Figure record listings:
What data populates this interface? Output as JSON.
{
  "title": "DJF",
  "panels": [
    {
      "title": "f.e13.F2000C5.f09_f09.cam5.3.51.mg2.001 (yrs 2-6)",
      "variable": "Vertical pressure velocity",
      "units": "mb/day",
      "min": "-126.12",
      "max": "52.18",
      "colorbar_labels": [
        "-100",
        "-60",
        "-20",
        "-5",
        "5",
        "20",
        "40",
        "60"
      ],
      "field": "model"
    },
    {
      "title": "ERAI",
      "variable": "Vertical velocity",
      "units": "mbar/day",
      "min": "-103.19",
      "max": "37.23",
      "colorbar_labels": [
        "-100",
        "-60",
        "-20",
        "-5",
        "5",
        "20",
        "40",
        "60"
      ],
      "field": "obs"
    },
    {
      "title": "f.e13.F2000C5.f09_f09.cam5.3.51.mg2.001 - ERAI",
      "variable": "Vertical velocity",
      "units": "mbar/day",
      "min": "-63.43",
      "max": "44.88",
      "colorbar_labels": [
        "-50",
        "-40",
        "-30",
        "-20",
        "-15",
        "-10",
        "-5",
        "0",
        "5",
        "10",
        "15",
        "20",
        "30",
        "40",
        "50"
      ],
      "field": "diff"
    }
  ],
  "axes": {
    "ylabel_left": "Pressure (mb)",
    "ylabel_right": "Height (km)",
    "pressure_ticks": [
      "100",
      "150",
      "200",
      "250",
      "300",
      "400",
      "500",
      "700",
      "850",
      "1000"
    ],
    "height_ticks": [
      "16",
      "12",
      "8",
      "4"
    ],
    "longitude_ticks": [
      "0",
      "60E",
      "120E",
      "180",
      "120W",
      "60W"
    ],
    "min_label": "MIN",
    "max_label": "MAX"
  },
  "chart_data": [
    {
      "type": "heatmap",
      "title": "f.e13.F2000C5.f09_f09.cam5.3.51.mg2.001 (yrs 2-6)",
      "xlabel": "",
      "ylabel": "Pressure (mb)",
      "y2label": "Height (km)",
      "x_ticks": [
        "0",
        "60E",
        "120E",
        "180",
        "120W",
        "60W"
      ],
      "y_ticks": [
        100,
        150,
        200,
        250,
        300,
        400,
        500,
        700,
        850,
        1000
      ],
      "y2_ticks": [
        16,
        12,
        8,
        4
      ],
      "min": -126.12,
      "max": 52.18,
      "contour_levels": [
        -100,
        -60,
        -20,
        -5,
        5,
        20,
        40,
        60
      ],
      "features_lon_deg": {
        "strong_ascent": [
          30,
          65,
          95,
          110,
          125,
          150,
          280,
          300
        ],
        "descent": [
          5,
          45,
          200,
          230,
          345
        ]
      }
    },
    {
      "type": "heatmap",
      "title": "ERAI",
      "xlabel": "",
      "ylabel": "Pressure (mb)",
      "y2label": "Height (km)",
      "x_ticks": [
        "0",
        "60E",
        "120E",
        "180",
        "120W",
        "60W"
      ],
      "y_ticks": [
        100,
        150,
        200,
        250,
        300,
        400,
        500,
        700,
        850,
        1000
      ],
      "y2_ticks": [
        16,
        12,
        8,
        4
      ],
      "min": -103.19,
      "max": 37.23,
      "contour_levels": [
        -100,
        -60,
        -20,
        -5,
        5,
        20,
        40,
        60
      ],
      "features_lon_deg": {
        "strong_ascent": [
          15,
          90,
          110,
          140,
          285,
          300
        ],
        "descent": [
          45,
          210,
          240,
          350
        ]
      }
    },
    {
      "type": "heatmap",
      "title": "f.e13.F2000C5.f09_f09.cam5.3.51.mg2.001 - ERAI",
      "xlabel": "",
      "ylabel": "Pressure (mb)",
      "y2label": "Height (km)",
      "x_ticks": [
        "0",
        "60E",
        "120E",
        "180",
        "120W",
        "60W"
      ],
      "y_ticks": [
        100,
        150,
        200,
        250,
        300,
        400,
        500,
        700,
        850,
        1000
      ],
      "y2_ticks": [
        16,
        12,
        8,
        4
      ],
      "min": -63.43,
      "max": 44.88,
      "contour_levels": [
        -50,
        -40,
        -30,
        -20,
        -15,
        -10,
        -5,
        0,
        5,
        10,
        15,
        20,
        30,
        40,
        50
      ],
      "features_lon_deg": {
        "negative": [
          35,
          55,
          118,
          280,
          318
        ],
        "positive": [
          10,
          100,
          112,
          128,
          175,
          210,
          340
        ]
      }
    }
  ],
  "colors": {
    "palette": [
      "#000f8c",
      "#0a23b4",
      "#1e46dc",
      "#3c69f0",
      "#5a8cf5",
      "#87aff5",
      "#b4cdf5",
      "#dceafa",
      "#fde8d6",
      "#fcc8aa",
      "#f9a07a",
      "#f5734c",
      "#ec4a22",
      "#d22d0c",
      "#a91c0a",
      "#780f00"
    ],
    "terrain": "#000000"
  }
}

DIRECTIONS FOR THIS TASK:
Please set down each line of the records exactly as given.

RIGHT ANSWER:
What data populates this interface? Output as JSON.
{
  "title": "DJF",
  "panels": [
    {
      "title": "f.e13.F2000C5.f09_f09.cam5.3.51.mg2.001 (yrs 2-6)",
      "variable": "Vertical pressure velocity",
      "units": "mb/day",
      "min": "-126.12",
      "max": "52.18",
      "colorbar_labels": [
        "-100",
        "-60",
        "-20",
        "-5",
        "5",
        "20",
        "40",
        "60"
      ],
      "field": "model"
    },
    {
      "title": "ERAI",
      "variable": "Vertical velocity",
      "units": "mbar/day",
      "min": "-103.19",
      "max": "37.23",
      "colorbar_labels": [
        "-100",
        "-60",
        "-20",
        "-5",
        "5",
        "20",
        "40",
        "60"
      ],
      "field": "obs"
    },
    {
      "title": "f.e13.F2000C5.f09_f09.cam5.3.51.mg2.001 - ERAI",
      "variable": "Vertical velocity",
      "units": "mbar/day",
      "min": "-63.43",
      "max": "44.88",
      "colorbar_labels": [
        "-50",
        "-40",
        "-30",
        "-20",
        "-15",
        "-10",
        "-5",
        "0",
        "5",
        "10",
        "15",
        "20",
        "30",
        "40",
        "50"
      ],
      "field": "diff"
    }
  ],
  "axes": {
    "ylabel_left": "Pressure (mb)",
    "ylabel_right": "Height (km)",
    "pressure_ticks": [
      "100",
      "150",
      "200",
      "250",
      "300",
      "400",
      "500",
      "700",
      "850",
      "1000"
    ],
    "height_ticks": [
      "16",
      "12",
      "8",
      "4"
    ],
    "longitude_ticks": [
      "0",
      "60E",
      "120E",
      "180",
      "120W",
      "60W"
    ],
    "min_label": "MIN",
    "max_label": "MAX"
  },
  "chart_data": [
    {
      "type": "heatmap",
      "title": "f.e13.F2000C5.f09_f09.cam5.3.51.mg2.001 (yrs 2-6)",
      "xlabel": "",
      "ylabel": "Pressure (mb)",
      "y2label": "Height (km)",
      "x_ticks": [
        "0",
        "60E",
        "120E",
        "180",
        "120W",
        "60W"
      ],
      "y_ticks": [
        100,
        150,
        200,
        250,
        300,
        400,
        500,
        700,
        850,
        1000
      ],
      "y2_ticks": [
        16,
        12,
        8,
        4
      ],
      "min": -126.12,
      "max": 52.18,
      "contour_levels": [
        -100,
        -60,
        -20,
        -5,
        5,
        20,
        40,
        60
      ],
      "features_lon_deg": {
        "strong_ascent": [
          30,
          65,
          95,
          110,
          125,
          150,
          280,
          300
        ],
        "descent": [
          5,
          45,
          200,
          230,
          345
        ]
      }
    },
    {
      "type": "heatmap",
      "title": "ERAI",
      "xlabel": "",
      "ylabel": "Pressure (mb)",
      "y2label": "Height (km)",
      "x_ticks": [
        "0",
        "60E",
        "120E",
        "180",
        "120W",
        "60W"
      ],
      "y_ticks": [
        100,
        150,
        200,
        250,
        300,
        400,
        500,
        700,
        850,
        1000
      ],
      "y2_ticks": [
        16,
        12,
        8,
        4
      ],
      "min": -103.19,
      "max": 37.23,
      "contour_levels": [
        -100,
        -60,
        -20,
        -5,
        5,
        20,
        40,
        60
      ],
      "features_lon_deg": {
        "strong_ascent": [
          15,
          90,
          110,
          140,
          285,
          300
        ],
        "descent": [
          45,
          210,
          240,
          350
        ]
      }
    },
    {
      "type": "heatmap",
      "title": "f.e13.F2000C5.f09_f09.cam5.3.51.mg2.001 - ERAI",
      "xlabel": "",
      "ylabel": "Pressure (mb)",
      "y2label": "Height (km)",
      "x_ticks": [
        "0",
        "60E",
        "120E",
        "180",
        "120W",
        "60W"
      ],
      "y_ticks": [
        100,
        150,
        200,
        250,
        300,
        400,
        500,
        700,
        850,
        1000
      ],
      "y2_ticks": [
        16,
        12,
        8,
        4
      ],
      "min": -63.43,
      "max": 44.88,
      "contour_levels": [
        -50,
        -40,
        -30,
        -20,
        -15,
        -10,
        -5,
        0,
        5,
        10,
        15,
        20,
        30,
        40,
        50
      ],
      "features_lon_deg": {
        "negative": [
          35,
          55,
          118,
          280,
          318
        ],
        "positive": [
          10,
          100,
          112,
          128,
          175,
          210,
          340
        ]
      }
    }
  ],
  "colors": {
    "palette": [
      "#000f8c",
      "#0a23b4",
      "#1e46dc",
      "#3c69f0",
      "#5a8cf5",
      "#87aff5",
      "#b4cdf5",
      "#dceafa",
      "#fde8d6",
      "#fcc8aa",
      "#f9a07a",
      "#f5734c",
      "#ec4a22",
      "#d22d0c",
      "#a91c0a",
      "#780f00"
    ],
    "terrain": "#000000"
  }
}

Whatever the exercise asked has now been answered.